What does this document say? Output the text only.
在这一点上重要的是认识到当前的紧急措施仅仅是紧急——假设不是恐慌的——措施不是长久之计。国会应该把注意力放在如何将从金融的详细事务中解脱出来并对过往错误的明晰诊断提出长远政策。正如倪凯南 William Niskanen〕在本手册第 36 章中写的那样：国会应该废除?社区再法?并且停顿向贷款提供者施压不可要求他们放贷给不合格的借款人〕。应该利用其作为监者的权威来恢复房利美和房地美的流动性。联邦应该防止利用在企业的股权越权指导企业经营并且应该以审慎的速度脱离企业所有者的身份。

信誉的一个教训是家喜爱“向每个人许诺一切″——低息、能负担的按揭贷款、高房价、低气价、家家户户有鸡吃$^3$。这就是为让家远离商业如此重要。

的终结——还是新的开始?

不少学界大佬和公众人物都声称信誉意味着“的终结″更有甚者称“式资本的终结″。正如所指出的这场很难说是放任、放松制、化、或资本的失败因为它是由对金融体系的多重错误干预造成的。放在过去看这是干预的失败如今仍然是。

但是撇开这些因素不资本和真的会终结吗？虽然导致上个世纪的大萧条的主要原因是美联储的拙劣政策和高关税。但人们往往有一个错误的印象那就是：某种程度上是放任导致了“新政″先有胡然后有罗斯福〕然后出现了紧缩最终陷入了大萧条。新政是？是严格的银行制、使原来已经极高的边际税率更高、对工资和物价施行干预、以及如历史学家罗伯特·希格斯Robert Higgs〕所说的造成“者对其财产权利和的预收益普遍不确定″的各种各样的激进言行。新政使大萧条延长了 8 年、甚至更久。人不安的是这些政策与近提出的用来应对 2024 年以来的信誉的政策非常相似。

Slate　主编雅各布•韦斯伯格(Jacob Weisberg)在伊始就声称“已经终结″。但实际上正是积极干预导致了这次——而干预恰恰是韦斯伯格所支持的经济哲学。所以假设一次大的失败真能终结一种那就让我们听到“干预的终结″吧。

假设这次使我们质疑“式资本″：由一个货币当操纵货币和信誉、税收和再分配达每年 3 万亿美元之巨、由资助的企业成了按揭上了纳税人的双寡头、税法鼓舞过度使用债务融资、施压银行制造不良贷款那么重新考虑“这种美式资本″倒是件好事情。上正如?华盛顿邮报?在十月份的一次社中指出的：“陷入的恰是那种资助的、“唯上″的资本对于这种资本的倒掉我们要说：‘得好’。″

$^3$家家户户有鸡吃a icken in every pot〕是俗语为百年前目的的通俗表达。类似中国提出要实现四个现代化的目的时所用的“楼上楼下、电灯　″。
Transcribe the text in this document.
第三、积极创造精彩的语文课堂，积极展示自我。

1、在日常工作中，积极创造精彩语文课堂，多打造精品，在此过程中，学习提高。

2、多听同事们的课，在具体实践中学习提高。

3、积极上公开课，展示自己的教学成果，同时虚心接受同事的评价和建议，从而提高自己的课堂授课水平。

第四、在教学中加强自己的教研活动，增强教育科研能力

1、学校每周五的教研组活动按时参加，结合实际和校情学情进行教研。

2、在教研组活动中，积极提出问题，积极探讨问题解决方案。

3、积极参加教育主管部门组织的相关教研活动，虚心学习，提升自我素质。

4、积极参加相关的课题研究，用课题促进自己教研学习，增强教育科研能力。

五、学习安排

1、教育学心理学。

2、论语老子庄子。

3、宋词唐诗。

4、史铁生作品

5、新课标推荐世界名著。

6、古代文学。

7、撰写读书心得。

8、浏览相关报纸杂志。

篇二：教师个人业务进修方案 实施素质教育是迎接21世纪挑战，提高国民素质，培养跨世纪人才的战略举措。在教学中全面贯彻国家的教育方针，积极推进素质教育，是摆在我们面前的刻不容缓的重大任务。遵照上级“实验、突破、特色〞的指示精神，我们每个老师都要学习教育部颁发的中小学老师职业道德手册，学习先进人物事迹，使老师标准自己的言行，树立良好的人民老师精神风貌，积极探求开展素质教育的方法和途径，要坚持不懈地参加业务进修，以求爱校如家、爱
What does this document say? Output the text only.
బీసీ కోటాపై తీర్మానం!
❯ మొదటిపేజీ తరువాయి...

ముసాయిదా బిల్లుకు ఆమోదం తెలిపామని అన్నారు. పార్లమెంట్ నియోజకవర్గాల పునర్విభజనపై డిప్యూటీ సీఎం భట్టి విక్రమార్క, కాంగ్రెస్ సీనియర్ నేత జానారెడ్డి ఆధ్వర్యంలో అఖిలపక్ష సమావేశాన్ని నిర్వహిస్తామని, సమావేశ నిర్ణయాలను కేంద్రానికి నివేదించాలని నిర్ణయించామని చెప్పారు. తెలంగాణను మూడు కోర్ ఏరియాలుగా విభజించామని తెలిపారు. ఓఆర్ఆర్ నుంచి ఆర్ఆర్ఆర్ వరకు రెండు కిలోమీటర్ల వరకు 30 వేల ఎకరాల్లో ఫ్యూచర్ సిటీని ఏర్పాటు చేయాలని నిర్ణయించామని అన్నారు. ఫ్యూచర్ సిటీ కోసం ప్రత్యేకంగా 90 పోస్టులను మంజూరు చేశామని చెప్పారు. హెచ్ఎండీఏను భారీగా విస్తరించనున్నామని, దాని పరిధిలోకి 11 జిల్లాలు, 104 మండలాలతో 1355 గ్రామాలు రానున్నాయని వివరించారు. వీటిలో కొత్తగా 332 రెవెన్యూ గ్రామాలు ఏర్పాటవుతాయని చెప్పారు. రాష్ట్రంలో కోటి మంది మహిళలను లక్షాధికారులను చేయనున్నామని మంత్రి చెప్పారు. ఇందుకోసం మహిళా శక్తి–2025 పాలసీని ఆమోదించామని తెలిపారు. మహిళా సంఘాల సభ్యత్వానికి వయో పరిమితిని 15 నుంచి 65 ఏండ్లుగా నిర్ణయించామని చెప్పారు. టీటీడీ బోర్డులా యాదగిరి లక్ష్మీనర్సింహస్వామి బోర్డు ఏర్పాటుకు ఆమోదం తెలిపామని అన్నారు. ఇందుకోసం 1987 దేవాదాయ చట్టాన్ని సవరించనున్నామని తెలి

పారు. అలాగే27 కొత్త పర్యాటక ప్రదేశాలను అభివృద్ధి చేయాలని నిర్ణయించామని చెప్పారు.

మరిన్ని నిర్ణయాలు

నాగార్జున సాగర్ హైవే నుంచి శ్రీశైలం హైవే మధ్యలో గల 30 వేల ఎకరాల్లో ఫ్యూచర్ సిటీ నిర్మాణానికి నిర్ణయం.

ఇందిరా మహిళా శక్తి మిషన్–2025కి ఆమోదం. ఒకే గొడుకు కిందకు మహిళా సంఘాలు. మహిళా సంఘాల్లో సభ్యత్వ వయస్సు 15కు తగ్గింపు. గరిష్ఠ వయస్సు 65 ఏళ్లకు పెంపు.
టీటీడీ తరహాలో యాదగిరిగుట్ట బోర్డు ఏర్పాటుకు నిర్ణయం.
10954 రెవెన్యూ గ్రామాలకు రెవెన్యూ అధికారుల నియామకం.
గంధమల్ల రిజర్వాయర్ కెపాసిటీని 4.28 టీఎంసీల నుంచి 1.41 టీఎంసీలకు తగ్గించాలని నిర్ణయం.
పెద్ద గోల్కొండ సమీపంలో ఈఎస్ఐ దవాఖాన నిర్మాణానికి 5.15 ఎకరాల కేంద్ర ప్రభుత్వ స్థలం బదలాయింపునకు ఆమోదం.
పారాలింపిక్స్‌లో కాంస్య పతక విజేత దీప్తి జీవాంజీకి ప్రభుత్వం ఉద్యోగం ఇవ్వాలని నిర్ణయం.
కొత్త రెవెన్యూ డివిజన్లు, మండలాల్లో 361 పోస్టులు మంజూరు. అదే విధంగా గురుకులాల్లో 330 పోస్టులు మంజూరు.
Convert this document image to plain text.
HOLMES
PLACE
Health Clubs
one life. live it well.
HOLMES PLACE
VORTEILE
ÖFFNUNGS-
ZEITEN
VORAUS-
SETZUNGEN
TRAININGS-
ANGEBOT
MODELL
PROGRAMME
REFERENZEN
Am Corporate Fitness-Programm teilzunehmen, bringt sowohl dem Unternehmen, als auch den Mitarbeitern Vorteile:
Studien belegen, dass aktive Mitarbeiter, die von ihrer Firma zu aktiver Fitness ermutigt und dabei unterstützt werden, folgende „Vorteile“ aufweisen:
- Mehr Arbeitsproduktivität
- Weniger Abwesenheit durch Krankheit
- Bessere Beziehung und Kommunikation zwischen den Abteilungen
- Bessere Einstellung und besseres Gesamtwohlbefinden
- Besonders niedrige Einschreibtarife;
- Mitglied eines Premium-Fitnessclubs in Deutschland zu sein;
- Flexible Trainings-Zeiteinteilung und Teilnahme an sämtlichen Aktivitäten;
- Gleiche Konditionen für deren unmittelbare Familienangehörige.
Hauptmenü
☆ ☆ ☆ ☆
Copy all lines from the data that hold the word "document".

What does this document say? Output the text only.
Transcribe the text in this document.
What does this document say? Output the text only.
Convert this document image to plain text.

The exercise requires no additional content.